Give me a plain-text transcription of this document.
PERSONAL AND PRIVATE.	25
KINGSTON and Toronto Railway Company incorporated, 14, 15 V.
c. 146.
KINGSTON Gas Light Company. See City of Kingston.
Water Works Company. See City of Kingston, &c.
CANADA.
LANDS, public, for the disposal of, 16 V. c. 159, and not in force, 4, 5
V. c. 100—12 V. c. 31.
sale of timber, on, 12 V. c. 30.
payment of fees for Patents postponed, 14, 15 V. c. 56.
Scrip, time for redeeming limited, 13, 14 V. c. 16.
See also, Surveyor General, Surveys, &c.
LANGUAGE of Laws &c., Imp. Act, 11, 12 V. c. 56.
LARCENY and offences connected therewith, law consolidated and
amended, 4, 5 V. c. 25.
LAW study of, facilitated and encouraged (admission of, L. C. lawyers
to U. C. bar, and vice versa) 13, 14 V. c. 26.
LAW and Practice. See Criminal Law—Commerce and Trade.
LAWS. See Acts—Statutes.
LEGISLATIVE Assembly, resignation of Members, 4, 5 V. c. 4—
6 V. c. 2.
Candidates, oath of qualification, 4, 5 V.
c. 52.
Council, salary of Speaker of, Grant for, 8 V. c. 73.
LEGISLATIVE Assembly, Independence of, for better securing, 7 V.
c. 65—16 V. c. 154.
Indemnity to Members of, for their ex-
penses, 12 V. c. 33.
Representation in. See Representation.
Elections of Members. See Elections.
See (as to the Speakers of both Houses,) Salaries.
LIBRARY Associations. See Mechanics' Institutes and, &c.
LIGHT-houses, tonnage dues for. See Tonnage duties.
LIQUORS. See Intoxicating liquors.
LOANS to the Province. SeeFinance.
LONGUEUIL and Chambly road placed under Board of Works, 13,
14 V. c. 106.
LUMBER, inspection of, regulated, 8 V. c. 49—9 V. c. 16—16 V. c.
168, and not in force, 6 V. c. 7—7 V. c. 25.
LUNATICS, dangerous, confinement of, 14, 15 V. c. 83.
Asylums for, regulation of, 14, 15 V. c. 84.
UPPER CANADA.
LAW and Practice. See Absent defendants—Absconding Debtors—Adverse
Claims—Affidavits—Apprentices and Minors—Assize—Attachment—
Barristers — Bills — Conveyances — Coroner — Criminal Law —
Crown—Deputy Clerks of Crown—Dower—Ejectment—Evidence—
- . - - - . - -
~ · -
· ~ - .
============
• [Short exercise] Above are some records. Print them all exactly.

• [Completed task]
Give me a plain-text transcription of this document.
PERSONAL AND PRIVATE.	25
KINGSTON and Toronto Railway Company incorporated, 14, 15 V.
c. 146.
KINGSTON Gas Light Company. See City of Kingston.
Water Works Company. See City of Kingston, &c.
CANADA.
LANDS, public, for the disposal of, 16 V. c. 159, and not in force, 4, 5
V. c. 100—12 V. c. 31.
sale of timber, on, 12 V. c. 30.
payment of fees for Patents postponed, 14, 15 V. c. 56.
Scrip, time for redeeming limited, 13, 14 V. c. 16.
See also, Surveyor General, Surveys, &c.
LANGUAGE of Laws &c., Imp. Act, 11, 12 V. c. 56.
LARCENY and offences connected therewith, law consolidated and
amended, 4, 5 V. c. 25.
LAW study of, facilitated and encouraged (admission of, L. C. lawyers
to U. C. bar, and vice versa) 13, 14 V. c. 26.
LAW and Practice. See Criminal Law—Commerce and Trade.
LAWS. See Acts—Statutes.
LEGISLATIVE Assembly, resignation of Members, 4, 5 V. c. 4—
6 V. c. 2.
Candidates, oath of qualification, 4, 5 V.
c. 52.
Council, salary of Speaker of, Grant for, 8 V. c. 73.
LEGISLATIVE Assembly, Independence of, for better securing, 7 V.
c. 65—16 V. c. 154.
Indemnity to Members of, for their ex-
penses, 12 V. c. 33.
Representation in. See Representation.
Elections of Members. See Elections.
See (as to the Speakers of both Houses,) Salaries.
LIBRARY Associations. See Mechanics' Institutes and, &c.
LIGHT-houses, tonnage dues for. See Tonnage duties.
LIQUORS. See Intoxicating liquors.
LOANS to the Province. SeeFinance.
LONGUEUIL and Chambly road placed under Board of Works, 13,
14 V. c. 106.
LUMBER, inspection of, regulated, 8 V. c. 49—9 V. c. 16—16 V. c.
168, and not in force, 6 V. c. 7—7 V. c. 25.
LUNATICS, dangerous, confinement of, 14, 15 V. c. 83.
Asylums for, regulation of, 14, 15 V. c. 84.
UPPER CANADA.
LAW and Practice. See Absent defendants—Absconding Debtors—Adverse
Claims—Affidavits—Apprentices and Minors—Assize—Attachment—
Barristers — Bills — Conveyances — Coroner — Criminal Law —
Crown—Deputy Clerks of Crown—Dower—Ejectment—Evidence—
- . - - - . - -
~ · -
· ~ - .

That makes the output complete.